• WHAT YOU ARE ASKED TO DO: Collect all lines from the listing that include the string "modo".

Dataset entries
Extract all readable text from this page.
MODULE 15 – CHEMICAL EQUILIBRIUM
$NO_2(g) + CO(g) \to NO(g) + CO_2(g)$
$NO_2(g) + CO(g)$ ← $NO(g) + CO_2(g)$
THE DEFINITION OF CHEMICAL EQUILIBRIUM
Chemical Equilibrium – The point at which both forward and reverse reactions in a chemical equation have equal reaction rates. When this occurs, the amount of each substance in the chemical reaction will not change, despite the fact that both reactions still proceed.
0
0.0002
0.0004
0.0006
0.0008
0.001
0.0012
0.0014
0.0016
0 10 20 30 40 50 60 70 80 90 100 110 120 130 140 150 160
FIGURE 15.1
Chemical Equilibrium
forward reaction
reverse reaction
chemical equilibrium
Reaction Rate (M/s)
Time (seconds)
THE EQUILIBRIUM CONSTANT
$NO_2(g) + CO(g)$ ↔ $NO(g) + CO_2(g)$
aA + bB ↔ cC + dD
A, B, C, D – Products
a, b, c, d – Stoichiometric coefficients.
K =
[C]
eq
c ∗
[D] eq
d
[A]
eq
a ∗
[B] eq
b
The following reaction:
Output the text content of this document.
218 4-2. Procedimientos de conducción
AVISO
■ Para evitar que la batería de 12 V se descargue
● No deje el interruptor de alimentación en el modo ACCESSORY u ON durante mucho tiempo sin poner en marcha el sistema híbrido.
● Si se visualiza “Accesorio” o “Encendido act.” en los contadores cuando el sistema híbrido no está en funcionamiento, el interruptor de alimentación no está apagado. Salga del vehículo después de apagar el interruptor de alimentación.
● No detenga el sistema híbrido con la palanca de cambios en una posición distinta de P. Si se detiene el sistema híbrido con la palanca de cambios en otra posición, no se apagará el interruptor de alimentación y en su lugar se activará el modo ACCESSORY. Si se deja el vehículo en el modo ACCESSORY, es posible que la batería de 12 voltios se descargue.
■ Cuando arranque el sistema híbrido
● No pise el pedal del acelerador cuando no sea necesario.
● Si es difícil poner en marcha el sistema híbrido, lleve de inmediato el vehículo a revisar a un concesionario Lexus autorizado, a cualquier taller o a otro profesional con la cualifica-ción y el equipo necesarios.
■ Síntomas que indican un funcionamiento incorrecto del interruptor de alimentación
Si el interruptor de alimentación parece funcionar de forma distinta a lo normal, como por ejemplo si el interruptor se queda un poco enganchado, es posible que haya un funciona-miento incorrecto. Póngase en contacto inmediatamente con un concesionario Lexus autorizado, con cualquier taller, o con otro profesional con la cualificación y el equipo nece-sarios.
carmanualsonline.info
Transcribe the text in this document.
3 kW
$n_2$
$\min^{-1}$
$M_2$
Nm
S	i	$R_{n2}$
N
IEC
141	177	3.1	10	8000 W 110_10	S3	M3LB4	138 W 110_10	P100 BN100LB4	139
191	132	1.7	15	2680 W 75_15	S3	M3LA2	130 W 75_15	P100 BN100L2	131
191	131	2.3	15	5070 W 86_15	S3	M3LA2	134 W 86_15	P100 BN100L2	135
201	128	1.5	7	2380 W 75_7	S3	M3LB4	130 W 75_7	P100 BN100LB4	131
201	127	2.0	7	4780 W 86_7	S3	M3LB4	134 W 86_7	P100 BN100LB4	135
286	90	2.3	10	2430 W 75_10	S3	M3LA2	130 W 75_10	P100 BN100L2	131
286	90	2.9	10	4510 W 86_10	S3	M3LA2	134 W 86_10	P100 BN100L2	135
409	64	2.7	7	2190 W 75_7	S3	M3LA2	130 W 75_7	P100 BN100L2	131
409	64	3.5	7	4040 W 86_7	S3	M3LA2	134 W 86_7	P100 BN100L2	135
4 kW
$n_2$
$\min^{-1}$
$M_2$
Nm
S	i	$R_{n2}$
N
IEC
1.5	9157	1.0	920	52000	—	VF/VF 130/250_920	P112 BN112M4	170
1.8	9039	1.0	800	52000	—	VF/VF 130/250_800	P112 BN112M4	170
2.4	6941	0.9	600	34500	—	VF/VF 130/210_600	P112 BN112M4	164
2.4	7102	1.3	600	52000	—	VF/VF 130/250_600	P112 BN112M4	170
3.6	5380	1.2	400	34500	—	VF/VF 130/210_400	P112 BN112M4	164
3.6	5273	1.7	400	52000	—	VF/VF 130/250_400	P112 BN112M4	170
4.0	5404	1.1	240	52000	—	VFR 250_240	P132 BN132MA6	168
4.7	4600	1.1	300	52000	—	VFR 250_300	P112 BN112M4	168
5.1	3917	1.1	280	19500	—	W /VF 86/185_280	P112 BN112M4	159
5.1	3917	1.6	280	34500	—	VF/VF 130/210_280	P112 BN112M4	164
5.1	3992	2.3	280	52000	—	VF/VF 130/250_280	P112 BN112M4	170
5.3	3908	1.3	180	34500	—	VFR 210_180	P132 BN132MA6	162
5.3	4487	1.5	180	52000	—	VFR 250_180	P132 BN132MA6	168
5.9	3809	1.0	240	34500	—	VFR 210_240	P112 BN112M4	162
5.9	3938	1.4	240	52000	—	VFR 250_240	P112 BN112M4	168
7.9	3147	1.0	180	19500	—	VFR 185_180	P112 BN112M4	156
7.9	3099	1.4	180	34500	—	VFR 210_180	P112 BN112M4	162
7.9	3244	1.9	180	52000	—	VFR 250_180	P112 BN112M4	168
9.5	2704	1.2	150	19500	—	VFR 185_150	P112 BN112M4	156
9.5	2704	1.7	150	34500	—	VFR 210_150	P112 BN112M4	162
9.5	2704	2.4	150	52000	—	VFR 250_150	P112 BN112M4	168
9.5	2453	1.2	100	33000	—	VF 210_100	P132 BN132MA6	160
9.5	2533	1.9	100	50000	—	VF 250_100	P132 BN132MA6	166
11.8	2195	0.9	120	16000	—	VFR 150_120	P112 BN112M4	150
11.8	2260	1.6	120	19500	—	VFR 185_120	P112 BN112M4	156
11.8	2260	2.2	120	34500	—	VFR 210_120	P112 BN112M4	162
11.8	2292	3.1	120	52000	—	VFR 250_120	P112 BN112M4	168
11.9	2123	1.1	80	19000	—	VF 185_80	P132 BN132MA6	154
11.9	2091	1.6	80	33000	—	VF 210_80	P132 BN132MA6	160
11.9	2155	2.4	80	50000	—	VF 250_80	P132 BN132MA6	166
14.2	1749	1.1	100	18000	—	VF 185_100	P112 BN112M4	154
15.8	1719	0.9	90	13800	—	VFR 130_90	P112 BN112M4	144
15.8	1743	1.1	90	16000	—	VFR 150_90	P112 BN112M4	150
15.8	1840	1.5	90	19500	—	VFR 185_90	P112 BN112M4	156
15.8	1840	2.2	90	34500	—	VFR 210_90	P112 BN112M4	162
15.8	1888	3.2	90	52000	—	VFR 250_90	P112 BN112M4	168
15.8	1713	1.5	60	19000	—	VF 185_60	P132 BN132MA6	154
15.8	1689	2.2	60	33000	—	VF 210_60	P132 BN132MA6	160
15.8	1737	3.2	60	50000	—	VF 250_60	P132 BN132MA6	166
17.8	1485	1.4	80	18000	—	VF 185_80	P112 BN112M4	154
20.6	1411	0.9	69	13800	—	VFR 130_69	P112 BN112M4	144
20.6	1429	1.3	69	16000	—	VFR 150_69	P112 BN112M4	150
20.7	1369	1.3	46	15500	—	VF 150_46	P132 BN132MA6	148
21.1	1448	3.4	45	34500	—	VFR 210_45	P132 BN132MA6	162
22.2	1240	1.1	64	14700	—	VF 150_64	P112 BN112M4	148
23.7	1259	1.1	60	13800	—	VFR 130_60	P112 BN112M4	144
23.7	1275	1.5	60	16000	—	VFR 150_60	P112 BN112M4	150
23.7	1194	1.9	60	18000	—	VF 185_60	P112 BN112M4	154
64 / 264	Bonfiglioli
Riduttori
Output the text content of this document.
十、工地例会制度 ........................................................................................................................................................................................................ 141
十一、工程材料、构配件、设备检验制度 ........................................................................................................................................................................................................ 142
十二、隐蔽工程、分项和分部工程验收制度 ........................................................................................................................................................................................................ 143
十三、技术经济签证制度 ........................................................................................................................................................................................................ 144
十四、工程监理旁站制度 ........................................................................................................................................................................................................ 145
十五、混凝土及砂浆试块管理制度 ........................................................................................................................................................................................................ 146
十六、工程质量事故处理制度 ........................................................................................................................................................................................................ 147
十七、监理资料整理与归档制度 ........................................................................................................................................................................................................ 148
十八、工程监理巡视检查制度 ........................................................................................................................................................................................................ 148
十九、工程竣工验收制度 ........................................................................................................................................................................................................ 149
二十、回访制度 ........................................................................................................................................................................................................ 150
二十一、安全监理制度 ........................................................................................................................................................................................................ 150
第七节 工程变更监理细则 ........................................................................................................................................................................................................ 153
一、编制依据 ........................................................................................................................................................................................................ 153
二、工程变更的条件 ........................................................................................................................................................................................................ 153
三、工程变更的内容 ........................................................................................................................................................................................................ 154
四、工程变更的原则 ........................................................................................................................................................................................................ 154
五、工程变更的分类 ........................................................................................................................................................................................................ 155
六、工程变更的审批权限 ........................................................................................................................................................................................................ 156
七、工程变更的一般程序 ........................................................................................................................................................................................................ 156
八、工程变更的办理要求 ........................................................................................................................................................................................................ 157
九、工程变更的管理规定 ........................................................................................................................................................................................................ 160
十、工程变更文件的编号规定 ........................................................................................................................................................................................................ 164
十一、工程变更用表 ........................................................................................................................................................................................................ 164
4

• CORRECT ANSWER:
● No deje el interruptor de alimentación en el modo ACCESSORY u ON durante mucho tiempo sin poner en marcha el sistema híbrido.
● No detenga el sistema híbrido con la palanca de cambios en una posición distinta de P. Si se detiene el sistema híbrido con la palanca de cambios en otra posición, no se apagará el interruptor de alimentación y en su lugar se activará el modo ACCESSORY. Si se deja el vehículo en el modo ACCESSORY, es posible que la batería de 12 voltios se descargue.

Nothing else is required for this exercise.